# DB presses to BB bench



## Squaggleboggin (Oct 22, 2004)

If I do 80 lbs with DB presses, about what is that in benching with a barbell?  Since I can't bench because I don't have a spotter, I was just wondering what it would be if it were converted to benching.


----------



## Ahhhnold (Oct 22, 2004)

Your guess is as good as mine.  Really, you don't know until you try.


----------



## Squaggleboggin (Oct 22, 2004)

Well... what would you guess if you had to (I really don't know that much about weight lifting)?


----------



## LAM (Oct 22, 2004)

Squaggleboggin said:
			
		

> If I do 80 lbs with DB presses, about what is that in benching with a barbell?  Since I can't bench because I don't have a spotter, I was just wondering what it would be if it were converted to benching.



it's not the same movement. there is no way to accurately convert the weights used...


----------



## Squaggleboggin (Oct 22, 2004)

Well the dumbbell presses are basically just the top half of a bench press... are they not?  The only real difference I can think of is that your hands move closer together...


----------



## Burner02 (Oct 22, 2004)

nope. 
DB's actually give you better range of motion.
Why can't you bench? I bench all the time w/ out a spotter.
Start with a certain weight. Let's just say, 135lbs. How many reps can you safely and correctly do at that weight? If it is more than 8 - 10 reps, go up, if you can't do at least 4, go down.


----------



## Squaggleboggin (Oct 22, 2004)

Well the form I've seen used with the DBs is that your elbows don't go under the plane of your body.  I used to work out with 135 lbs benching four sets of eight.  However, one time when I was on my last set I almost couldn't get the bar up, which obviously would've been very bad. So I want to start up again, but without using a barbell.  So I've been doing the DB presses incorrectly then (and instead I should lie on the bench rather than the floor and use the full range of motion)?


----------



## Burner02 (Oct 22, 2004)

yeah..definately use the bench!
Your feet should be planted firmly on the floor.
Bring the DB's straight down to your sides, arms should break parallel.
Explode the DB's back up to the top, w/out locking out elbows.
Your shoulders and butt should be on the bench at all times.
Arch your back a little.
When bringing the weights down, imagine your shoulder blades squeezing together.
I've gotten stuck under the B before. Yes, it does suck.
Do you work out in an gym? Most guys, if you ask them to, will give you a spot.

* * * * * * * * *

Given exercise A — Can you retype the listing from its first line through the line containing "664, 116, 696]", with both of those lines included?
Given exercise B — Can you continue the forum thread on converting dumbbell press weights to a barbell bench from where it stops?

Element boundary listing
* * * * * * * * *

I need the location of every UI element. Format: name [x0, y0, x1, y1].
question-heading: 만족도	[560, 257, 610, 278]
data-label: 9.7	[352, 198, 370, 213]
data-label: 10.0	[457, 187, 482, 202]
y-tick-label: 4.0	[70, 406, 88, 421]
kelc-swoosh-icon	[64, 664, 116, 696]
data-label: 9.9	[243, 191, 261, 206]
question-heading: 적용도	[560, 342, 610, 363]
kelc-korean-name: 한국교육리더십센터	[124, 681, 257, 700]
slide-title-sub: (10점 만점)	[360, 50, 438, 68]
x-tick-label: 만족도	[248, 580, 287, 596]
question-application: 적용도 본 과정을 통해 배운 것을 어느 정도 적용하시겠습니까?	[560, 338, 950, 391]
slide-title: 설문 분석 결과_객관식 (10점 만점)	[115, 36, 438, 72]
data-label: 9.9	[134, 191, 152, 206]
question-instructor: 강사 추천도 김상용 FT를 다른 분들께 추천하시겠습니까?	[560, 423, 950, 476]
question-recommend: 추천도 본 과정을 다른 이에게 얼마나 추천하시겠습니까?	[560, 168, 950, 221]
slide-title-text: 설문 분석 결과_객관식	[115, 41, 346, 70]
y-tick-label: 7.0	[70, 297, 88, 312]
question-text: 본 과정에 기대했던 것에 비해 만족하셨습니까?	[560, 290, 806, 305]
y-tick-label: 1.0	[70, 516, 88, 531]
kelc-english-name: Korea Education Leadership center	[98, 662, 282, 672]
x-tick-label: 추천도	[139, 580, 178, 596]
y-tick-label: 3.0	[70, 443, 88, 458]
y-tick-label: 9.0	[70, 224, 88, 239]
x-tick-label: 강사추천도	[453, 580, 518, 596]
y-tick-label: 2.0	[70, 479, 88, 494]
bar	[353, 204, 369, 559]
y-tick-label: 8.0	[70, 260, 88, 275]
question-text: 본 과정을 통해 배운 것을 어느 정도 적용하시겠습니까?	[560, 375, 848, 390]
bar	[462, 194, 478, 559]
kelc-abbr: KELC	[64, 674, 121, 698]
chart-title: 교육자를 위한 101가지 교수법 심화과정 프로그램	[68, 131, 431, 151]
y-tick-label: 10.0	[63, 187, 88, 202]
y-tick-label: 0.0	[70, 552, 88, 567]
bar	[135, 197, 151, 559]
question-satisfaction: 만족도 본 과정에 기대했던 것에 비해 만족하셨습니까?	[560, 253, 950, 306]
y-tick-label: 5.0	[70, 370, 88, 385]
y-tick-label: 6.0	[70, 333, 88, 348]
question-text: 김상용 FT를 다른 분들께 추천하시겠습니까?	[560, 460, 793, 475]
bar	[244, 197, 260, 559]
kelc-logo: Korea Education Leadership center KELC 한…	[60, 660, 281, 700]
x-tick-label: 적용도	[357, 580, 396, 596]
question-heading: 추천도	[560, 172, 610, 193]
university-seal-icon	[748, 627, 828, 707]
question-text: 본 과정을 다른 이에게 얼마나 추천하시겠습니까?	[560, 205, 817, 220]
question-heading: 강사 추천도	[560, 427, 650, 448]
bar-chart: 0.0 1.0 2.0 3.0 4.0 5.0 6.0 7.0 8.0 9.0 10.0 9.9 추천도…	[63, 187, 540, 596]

* * * * * * * * *

Final answer A —
I need the location of every UI element. Format: name [x0, y0, x1, y1].
question-heading: 만족도	[560, 257, 610, 278]
data-label: 9.7	[352, 198, 370, 213]
data-label: 10.0	[457, 187, 482, 202]
y-tick-label: 4.0	[70, 406, 88, 421]
kelc-swoosh-icon	[64, 664, 116, 696]

Final answer B —
That's what I do. If I need a spot, I ask, then before I lift, I tell them how I want them to spot me.
(some people don't know how to spot...this takes all the guessing out of it!)


----------



## pumpthatiron (Oct 22, 2004)

oh man, i've always locked my arms up and brought the weights up so at the top part they touch each other... is that wrong?


----------



## Burner02 (Oct 22, 2004)

I wouldn't lock them. I get close to lock out when I do them.
As far as touching them together, That is a personal call, I think. I 'bring them up and 'clank them' it messes me up, especially now that I work out @ 24 hour fitness..where the weights are rubber coated. THey will bounce back and distract the movement. (for lack of a better word)
THe great thing about DB's is that you can arc your path. If you touch the weights together, that is fine, but I wouldn't clank them.
just my .02 worth.


----------



## Squaggleboggin (Oct 22, 2004)

Thanks for the help.  And no, I work out at home; my brother got a benching set for Christmas and he bought a curl bar and DBs.  Unfortunately he's gone off to college now and he only comes home once a week, and he's usually busy then, which is why I don't have a spotter.  This seems like a painfully obvious question, but I feel the need to ask: Will doing the DB presses (with the full range of motion on the bench as you described) let me gain more on my max benching (I'll still try to do it when he is home)?


----------



## Burner02 (Oct 22, 2004)

Every time you work out, and are pushing yourself, you shuold be getting stronger. 
Your max will go up.
How old are you?
Have you read any books on body building? 
here is a site that shows the mechanics of all exercises. Look  thru them and get a good idea what yo need to do.
Hope this helps.
http://www.abcbodybuilding.com/slideshow.php?id=16&subId=37
The great thing about DB's is that you really don't need a spotter unless you are going heavy, and it doesn't sound like oyu are at the level that you need to be moving those kinds of weights yet.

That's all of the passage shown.